The records that follow are to be repeated without alteration.

(begin)

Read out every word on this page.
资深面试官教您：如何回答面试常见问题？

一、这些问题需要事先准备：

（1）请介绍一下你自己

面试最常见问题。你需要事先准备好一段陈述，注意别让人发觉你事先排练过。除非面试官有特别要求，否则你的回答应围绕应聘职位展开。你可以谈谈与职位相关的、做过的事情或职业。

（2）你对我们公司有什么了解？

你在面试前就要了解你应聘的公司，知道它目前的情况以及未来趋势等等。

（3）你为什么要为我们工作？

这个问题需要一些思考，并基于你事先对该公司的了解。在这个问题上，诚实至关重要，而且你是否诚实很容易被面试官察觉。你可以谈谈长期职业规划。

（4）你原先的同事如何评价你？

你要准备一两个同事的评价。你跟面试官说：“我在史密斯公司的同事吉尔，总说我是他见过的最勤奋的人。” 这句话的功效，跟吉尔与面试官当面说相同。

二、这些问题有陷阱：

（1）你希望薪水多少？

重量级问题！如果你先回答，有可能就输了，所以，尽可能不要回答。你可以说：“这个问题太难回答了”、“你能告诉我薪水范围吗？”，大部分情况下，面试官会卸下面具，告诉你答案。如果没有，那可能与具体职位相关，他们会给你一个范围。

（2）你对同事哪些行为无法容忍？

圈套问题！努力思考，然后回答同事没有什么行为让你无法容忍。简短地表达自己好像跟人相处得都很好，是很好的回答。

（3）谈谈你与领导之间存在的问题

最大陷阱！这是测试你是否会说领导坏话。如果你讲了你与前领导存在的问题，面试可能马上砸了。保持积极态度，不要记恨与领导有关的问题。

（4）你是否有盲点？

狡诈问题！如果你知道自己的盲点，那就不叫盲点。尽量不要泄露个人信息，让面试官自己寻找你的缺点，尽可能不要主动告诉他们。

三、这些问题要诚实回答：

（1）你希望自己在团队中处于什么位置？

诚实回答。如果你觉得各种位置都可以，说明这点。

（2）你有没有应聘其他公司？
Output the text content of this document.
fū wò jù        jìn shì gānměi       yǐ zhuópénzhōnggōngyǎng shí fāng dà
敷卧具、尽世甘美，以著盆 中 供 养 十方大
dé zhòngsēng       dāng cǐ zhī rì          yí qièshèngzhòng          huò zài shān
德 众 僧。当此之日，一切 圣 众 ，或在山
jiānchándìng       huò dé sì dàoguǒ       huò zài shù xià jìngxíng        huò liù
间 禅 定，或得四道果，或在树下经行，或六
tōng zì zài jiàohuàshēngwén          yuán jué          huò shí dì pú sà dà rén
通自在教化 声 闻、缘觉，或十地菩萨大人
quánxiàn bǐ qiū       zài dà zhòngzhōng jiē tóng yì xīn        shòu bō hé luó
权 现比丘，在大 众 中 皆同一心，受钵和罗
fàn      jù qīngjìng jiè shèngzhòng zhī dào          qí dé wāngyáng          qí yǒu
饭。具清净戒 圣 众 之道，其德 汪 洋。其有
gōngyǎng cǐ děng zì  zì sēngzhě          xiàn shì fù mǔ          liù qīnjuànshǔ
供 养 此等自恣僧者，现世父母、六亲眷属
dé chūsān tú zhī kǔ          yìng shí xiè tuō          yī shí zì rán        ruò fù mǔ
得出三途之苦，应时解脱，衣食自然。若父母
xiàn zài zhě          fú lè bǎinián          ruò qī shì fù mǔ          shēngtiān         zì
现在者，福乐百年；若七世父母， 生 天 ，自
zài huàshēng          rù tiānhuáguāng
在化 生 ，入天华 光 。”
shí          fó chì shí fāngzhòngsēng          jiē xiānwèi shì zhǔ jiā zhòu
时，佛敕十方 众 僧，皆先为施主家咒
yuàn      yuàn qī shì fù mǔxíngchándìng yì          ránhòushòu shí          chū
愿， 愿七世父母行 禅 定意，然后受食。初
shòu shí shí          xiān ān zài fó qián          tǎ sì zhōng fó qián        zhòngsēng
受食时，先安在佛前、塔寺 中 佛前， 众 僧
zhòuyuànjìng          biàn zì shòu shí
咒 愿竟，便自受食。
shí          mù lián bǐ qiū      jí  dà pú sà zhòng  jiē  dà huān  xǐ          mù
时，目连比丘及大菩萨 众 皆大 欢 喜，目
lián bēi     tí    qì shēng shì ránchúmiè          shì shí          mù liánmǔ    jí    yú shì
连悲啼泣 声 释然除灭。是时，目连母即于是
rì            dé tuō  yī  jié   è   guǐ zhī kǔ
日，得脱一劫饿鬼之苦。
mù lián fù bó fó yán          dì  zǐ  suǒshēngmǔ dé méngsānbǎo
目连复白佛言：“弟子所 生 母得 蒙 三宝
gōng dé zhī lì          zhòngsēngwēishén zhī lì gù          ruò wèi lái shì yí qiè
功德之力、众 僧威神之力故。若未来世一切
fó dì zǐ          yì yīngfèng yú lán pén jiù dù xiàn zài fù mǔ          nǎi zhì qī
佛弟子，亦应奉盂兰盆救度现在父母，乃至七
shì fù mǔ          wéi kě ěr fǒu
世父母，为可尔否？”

(end)

• CORRECT RESULT
Read out every word on this page.
资深面试官教您：如何回答面试常见问题？

一、这些问题需要事先准备：

（1）请介绍一下你自己

面试最常见问题。你需要事先准备好一段陈述，注意别让人发觉你事先排练过。除非面试官有特别要求，否则你的回答应围绕应聘职位展开。你可以谈谈与职位相关的、做过的事情或职业。

（2）你对我们公司有什么了解？

你在面试前就要了解你应聘的公司，知道它目前的情况以及未来趋势等等。

（3）你为什么要为我们工作？

这个问题需要一些思考，并基于你事先对该公司的了解。在这个问题上，诚实至关重要，而且你是否诚实很容易被面试官察觉。你可以谈谈长期职业规划。

（4）你原先的同事如何评价你？

你要准备一两个同事的评价。你跟面试官说：“我在史密斯公司的同事吉尔，总说我是他见过的最勤奋的人。” 这句话的功效，跟吉尔与面试官当面说相同。

二、这些问题有陷阱：

（1）你希望薪水多少？

重量级问题！如果你先回答，有可能就输了，所以，尽可能不要回答。你可以说：“这个问题太难回答了”、“你能告诉我薪水范围吗？”，大部分情况下，面试官会卸下面具，告诉你答案。如果没有，那可能与具体职位相关，他们会给你一个范围。

（2）你对同事哪些行为无法容忍？

圈套问题！努力思考，然后回答同事没有什么行为让你无法容忍。简短地表达自己好像跟人相处得都很好，是很好的回答。

（3）谈谈你与领导之间存在的问题

最大陷阱！这是测试你是否会说领导坏话。如果你讲了你与前领导存在的问题，面试可能马上砸了。保持积极态度，不要记恨与领导有关的问题。

（4）你是否有盲点？

狡诈问题！如果你知道自己的盲点，那就不叫盲点。尽量不要泄露个人信息，让面试官自己寻找你的缺点，尽可能不要主动告诉他们。

三、这些问题要诚实回答：

（1）你希望自己在团队中处于什么位置？

诚实回答。如果你觉得各种位置都可以，说明这点。

（2）你有没有应聘其他公司？
Output the text content of this document.
fū wò jù        jìn shì gānměi       yǐ zhuópénzhōnggōngyǎng shí fāng dà
敷卧具、尽世甘美，以著盆 中 供 养 十方大
dé zhòngsēng       dāng cǐ zhī rì          yí qièshèngzhòng          huò zài shān
德 众 僧。当此之日，一切 圣 众 ，或在山
jiānchándìng       huò dé sì dàoguǒ       huò zài shù xià jìngxíng        huò liù
间 禅 定，或得四道果，或在树下经行，或六
tōng zì zài jiàohuàshēngwén          yuán jué          huò shí dì pú sà dà rén
通自在教化 声 闻、缘觉，或十地菩萨大人
quánxiàn bǐ qiū       zài dà zhòngzhōng jiē tóng yì xīn        shòu bō hé luó
权 现比丘，在大 众 中 皆同一心，受钵和罗
fàn      jù qīngjìng jiè shèngzhòng zhī dào          qí dé wāngyáng          qí yǒu
饭。具清净戒 圣 众 之道，其德 汪 洋。其有
gōngyǎng cǐ děng zì  zì sēngzhě          xiàn shì fù mǔ          liù qīnjuànshǔ
供 养 此等自恣僧者，现世父母、六亲眷属
dé chūsān tú zhī kǔ          yìng shí xiè tuō          yī shí zì rán        ruò fù mǔ
得出三途之苦，应时解脱，衣食自然。若父母
xiàn zài zhě          fú lè bǎinián          ruò qī shì fù mǔ          shēngtiān         zì
现在者，福乐百年；若七世父母， 生 天 ，自
zài huàshēng          rù tiānhuáguāng
在化 生 ，入天华 光 。”
shí          fó chì shí fāngzhòngsēng          jiē xiānwèi shì zhǔ jiā zhòu
时，佛敕十方 众 僧，皆先为施主家咒
yuàn      yuàn qī shì fù mǔxíngchándìng yì          ránhòushòu shí          chū
愿， 愿七世父母行 禅 定意，然后受食。初
shòu shí shí          xiān ān zài fó qián          tǎ sì zhōng fó qián        zhòngsēng
受食时，先安在佛前、塔寺 中 佛前， 众 僧
zhòuyuànjìng          biàn zì shòu shí
咒 愿竟，便自受食。
shí          mù lián bǐ qiū      jí  dà pú sà zhòng  jiē  dà huān  xǐ          mù
时，目连比丘及大菩萨 众 皆大 欢 喜，目
lián bēi     tí    qì shēng shì ránchúmiè          shì shí          mù liánmǔ    jí    yú shì
连悲啼泣 声 释然除灭。是时，目连母即于是
rì            dé tuō  yī  jié   è   guǐ zhī kǔ
日，得脱一劫饿鬼之苦。
mù lián fù bó fó yán          dì  zǐ  suǒshēngmǔ dé méngsānbǎo
目连复白佛言：“弟子所 生 母得 蒙 三宝
gōng dé zhī lì          zhòngsēngwēishén zhī lì gù          ruò wèi lái shì yí qiè
功德之力、众 僧威神之力故。若未来世一切
fó dì zǐ          yì yīngfèng yú lán pén jiù dù xiàn zài fù mǔ          nǎi zhì qī
佛弟子，亦应奉盂兰盆救度现在父母，乃至七
shì fù mǔ          wéi kě ěr fǒu
世父母，为可尔否？”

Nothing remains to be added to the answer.